▶ Required task:
Retype the records below exactly as they appear, but leave out any pictures.

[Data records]
********

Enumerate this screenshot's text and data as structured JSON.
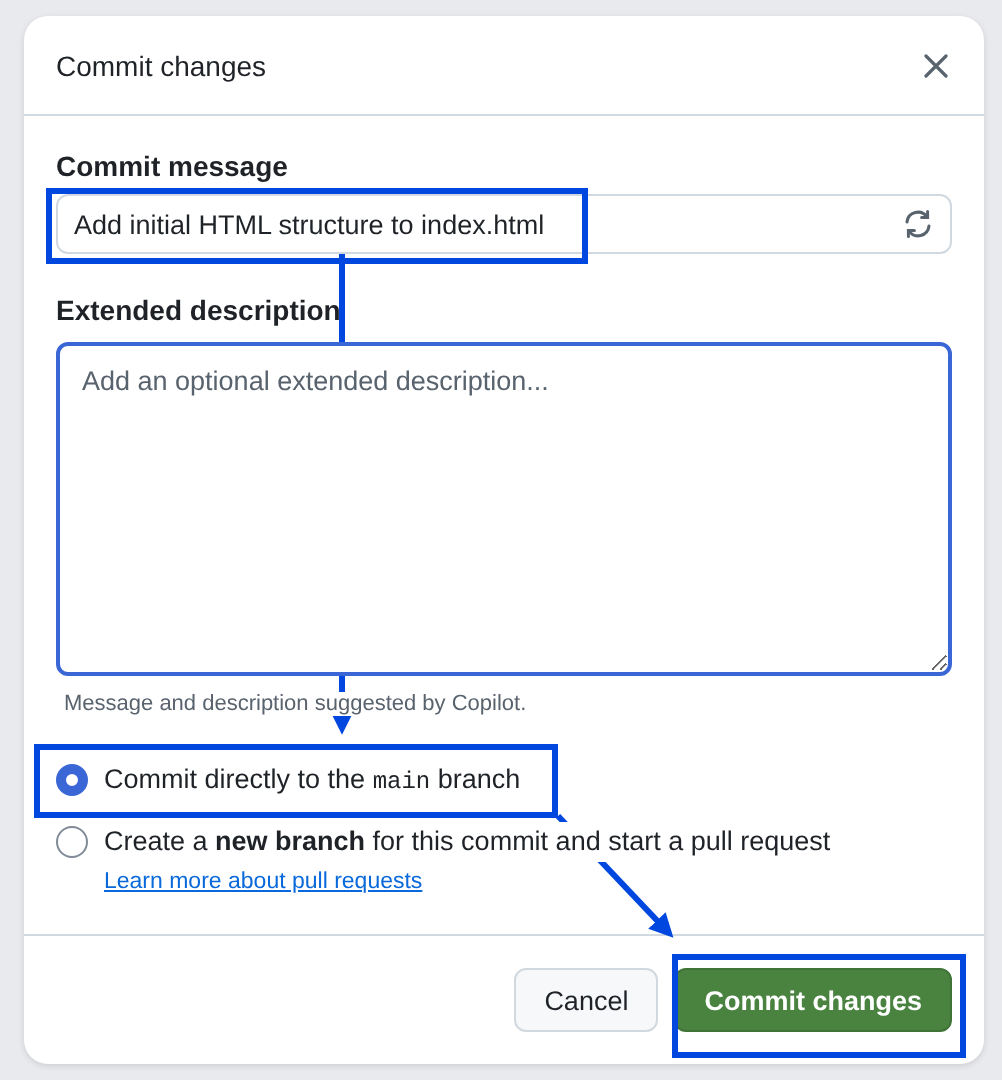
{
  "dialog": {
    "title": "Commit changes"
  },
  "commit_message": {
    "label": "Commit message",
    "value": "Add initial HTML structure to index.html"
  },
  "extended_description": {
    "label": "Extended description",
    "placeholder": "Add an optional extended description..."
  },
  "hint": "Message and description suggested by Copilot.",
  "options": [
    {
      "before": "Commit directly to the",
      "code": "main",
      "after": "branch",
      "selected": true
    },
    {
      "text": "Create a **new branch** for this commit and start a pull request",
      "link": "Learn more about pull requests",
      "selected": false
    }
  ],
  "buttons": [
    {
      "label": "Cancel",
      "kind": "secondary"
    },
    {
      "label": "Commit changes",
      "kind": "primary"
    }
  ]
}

********

▶ Result for this exercise:
Enumerate this screenshot's text and data as structured JSON.
{
  "dialog": {
    "title": "Commit changes"
  },
  "commit_message": {
    "label": "Commit message",
    "value": "Add initial HTML structure to index.html"
  },
  "extended_description": {
    "label": "Extended description",
    "placeholder": "Add an optional extended description..."
  },
  "hint": "Message and description suggested by Copilot.",
  "options": [
    {
      "before": "Commit directly to the",
      "code": "main",
      "after": "branch",
      "selected": true
    },
    {
      "text": "Create a **new branch** for this commit and start a pull request",
      "link": "Learn more about pull requests",
      "selected": false
    }
  ],
  "buttons": [
    {
      "label": "Cancel",
      "kind": "secondary"
    },
    {
      "label": "Commit changes",
      "kind": "primary"
    }
  ]
}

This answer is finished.